== DATA SUPPLIED ==

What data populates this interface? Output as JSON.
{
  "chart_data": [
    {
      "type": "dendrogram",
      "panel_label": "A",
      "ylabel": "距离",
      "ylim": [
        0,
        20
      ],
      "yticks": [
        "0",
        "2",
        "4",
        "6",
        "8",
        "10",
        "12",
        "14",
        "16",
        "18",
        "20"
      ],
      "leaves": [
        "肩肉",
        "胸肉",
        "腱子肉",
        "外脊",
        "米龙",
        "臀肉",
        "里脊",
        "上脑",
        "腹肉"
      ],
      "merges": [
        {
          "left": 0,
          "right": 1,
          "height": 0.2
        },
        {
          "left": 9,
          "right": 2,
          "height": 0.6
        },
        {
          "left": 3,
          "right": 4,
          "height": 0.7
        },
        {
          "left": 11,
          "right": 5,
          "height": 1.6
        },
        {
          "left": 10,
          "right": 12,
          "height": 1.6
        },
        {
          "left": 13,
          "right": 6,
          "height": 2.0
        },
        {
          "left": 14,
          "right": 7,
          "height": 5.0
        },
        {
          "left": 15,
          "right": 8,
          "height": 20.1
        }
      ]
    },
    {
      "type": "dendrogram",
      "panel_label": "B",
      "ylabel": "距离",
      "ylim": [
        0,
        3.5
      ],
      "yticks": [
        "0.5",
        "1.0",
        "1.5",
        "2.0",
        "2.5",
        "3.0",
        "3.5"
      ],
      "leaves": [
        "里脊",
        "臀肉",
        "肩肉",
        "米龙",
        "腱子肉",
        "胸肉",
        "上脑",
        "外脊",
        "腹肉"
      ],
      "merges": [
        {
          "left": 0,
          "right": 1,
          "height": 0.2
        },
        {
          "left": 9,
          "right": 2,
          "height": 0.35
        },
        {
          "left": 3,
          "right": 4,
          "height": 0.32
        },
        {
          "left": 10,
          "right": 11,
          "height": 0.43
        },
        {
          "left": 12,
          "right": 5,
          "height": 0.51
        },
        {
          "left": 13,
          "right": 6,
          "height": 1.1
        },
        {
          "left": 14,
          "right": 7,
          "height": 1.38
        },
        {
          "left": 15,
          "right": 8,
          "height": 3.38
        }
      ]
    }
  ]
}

===

WHAT THE TASK ASKS:
Each entry above is to be quoted exactly.

COMPLETE OUTPUT:
What data populates this interface? Output as JSON.
{
  "chart_data": [
    {
      "type": "dendrogram",
      "panel_label": "A",
      "ylabel": "距离",
      "ylim": [
        0,
        20
      ],
      "yticks": [
        "0",
        "2",
        "4",
        "6",
        "8",
        "10",
        "12",
        "14",
        "16",
        "18",
        "20"
      ],
      "leaves": [
        "肩肉",
        "胸肉",
        "腱子肉",
        "外脊",
        "米龙",
        "臀肉",
        "里脊",
        "上脑",
        "腹肉"
      ],
      "merges": [
        {
          "left": 0,
          "right": 1,
          "height": 0.2
        },
        {
          "left": 9,
          "right": 2,
          "height": 0.6
        },
        {
          "left": 3,
          "right": 4,
          "height": 0.7
        },
        {
          "left": 11,
          "right": 5,
          "height": 1.6
        },
        {
          "left": 10,
          "right": 12,
          "height": 1.6
        },
        {
          "left": 13,
          "right": 6,
          "height": 2.0
        },
        {
          "left": 14,
          "right": 7,
          "height": 5.0
        },
        {
          "left": 15,
          "right": 8,
          "height": 20.1
        }
      ]
    },
    {
      "type": "dendrogram",
      "panel_label": "B",
      "ylabel": "距离",
      "ylim": [
        0,
        3.5
      ],
      "yticks": [
        "0.5",
        "1.0",
        "1.5",
        "2.0",
        "2.5",
        "3.0",
        "3.5"
      ],
      "leaves": [
        "里脊",
        "臀肉",
        "肩肉",
        "米龙",
        "腱子肉",
        "胸肉",
        "上脑",
        "外脊",
        "腹肉"
      ],
      "merges": [
        {
          "left": 0,
          "right": 1,
          "height": 0.2
        },
        {
          "left": 9,
          "right": 2,
          "height": 0.35
        },
        {
          "left": 3,
          "right": 4,
          "height": 0.32
        },
        {
          "left": 10,
          "right": 11,
          "height": 0.43
        },
        {
          "left": 12,
          "right": 5,
          "height": 0.51
        },
        {
          "left": 13,
          "right": 6,
          "height": 1.1
        },
        {
          "left": 14,
          "right": 7,
          "height": 1.38
        },
        {
          "left": 15,
          "right": 8,
          "height": 3.38
        }
      ]
    }
  ]
}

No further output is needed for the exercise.